#### Directions
Gather all lines from the material that contain "rose".

Stored entries
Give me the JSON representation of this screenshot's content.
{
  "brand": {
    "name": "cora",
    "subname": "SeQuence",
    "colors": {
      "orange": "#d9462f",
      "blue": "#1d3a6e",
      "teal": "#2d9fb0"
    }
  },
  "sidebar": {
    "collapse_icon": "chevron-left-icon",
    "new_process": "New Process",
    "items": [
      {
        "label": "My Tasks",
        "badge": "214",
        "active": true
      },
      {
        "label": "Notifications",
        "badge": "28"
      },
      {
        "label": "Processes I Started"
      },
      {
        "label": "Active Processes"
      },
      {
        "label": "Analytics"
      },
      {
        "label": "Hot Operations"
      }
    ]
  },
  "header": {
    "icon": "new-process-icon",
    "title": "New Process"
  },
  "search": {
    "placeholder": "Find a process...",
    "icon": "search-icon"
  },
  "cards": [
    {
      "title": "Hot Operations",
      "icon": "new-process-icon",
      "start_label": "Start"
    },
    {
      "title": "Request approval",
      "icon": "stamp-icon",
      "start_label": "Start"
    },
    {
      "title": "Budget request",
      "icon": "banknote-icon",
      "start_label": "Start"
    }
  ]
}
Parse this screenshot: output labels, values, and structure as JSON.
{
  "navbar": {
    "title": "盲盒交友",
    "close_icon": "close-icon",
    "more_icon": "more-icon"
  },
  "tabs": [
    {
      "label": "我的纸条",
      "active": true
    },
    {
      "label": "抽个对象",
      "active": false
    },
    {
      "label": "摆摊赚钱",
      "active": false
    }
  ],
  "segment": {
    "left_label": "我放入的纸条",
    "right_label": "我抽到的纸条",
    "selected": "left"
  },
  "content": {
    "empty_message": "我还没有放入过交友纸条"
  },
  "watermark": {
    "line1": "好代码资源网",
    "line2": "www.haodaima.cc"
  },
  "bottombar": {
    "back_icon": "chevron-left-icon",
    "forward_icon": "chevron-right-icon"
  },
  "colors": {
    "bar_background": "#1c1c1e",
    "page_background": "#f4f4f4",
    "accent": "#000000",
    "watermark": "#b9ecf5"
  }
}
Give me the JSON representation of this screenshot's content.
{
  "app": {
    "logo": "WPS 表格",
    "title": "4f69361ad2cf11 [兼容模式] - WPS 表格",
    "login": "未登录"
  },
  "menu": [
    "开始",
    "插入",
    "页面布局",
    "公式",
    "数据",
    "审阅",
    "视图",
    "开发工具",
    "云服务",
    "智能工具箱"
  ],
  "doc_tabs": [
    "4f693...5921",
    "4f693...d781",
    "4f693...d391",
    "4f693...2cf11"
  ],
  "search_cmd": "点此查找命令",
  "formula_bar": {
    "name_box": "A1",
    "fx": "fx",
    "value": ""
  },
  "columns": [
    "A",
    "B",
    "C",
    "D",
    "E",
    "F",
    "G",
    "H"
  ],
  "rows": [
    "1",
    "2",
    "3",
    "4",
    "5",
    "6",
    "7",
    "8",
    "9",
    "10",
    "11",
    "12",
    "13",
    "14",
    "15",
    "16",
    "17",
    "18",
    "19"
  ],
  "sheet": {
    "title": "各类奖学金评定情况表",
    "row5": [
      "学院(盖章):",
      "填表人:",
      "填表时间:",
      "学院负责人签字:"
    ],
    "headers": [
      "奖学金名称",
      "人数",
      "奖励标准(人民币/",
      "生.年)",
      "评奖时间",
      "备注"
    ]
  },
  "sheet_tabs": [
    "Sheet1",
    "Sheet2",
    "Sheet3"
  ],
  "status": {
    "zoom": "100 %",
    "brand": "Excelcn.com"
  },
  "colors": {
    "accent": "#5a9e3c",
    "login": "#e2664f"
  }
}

...

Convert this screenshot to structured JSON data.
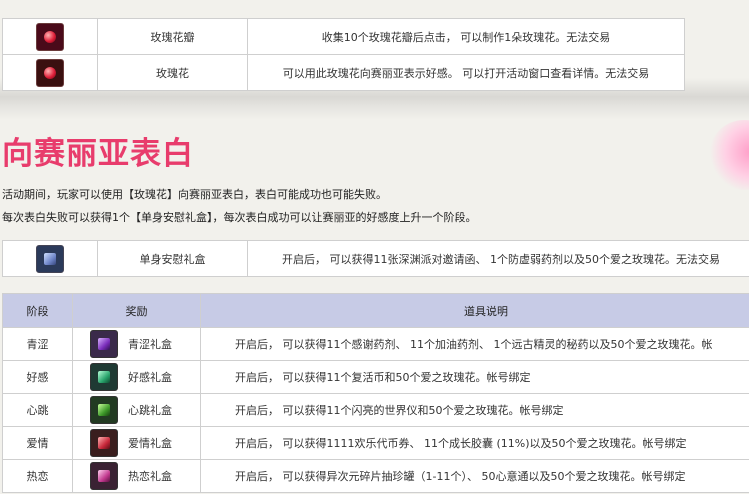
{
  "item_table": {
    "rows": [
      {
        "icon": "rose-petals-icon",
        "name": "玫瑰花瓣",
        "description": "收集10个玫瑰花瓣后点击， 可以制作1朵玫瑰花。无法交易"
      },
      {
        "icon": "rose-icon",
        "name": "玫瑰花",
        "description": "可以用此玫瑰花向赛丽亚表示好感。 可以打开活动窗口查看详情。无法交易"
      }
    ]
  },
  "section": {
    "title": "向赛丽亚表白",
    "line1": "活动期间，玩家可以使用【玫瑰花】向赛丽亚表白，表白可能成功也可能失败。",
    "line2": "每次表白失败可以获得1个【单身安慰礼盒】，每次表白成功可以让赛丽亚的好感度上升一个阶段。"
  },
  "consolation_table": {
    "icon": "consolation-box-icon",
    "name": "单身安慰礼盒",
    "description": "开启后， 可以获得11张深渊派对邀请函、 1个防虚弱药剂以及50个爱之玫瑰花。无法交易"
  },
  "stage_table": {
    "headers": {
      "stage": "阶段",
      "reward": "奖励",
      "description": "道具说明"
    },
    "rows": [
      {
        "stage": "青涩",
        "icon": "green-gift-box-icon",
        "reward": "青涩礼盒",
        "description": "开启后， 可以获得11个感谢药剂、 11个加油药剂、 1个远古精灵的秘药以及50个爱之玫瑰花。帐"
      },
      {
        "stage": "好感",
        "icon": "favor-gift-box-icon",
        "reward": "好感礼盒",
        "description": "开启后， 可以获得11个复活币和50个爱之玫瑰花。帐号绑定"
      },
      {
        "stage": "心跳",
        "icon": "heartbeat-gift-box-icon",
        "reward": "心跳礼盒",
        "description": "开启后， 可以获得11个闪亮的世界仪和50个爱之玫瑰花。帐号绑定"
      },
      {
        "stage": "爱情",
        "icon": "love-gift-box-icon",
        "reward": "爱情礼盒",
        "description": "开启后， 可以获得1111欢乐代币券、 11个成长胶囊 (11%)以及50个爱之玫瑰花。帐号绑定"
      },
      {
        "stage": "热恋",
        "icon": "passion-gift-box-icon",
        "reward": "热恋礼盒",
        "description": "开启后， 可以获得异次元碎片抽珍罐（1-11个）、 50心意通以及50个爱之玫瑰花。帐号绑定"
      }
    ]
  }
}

#### Problem solution
        "icon": "rose-petals-icon",
        "icon": "rose-icon",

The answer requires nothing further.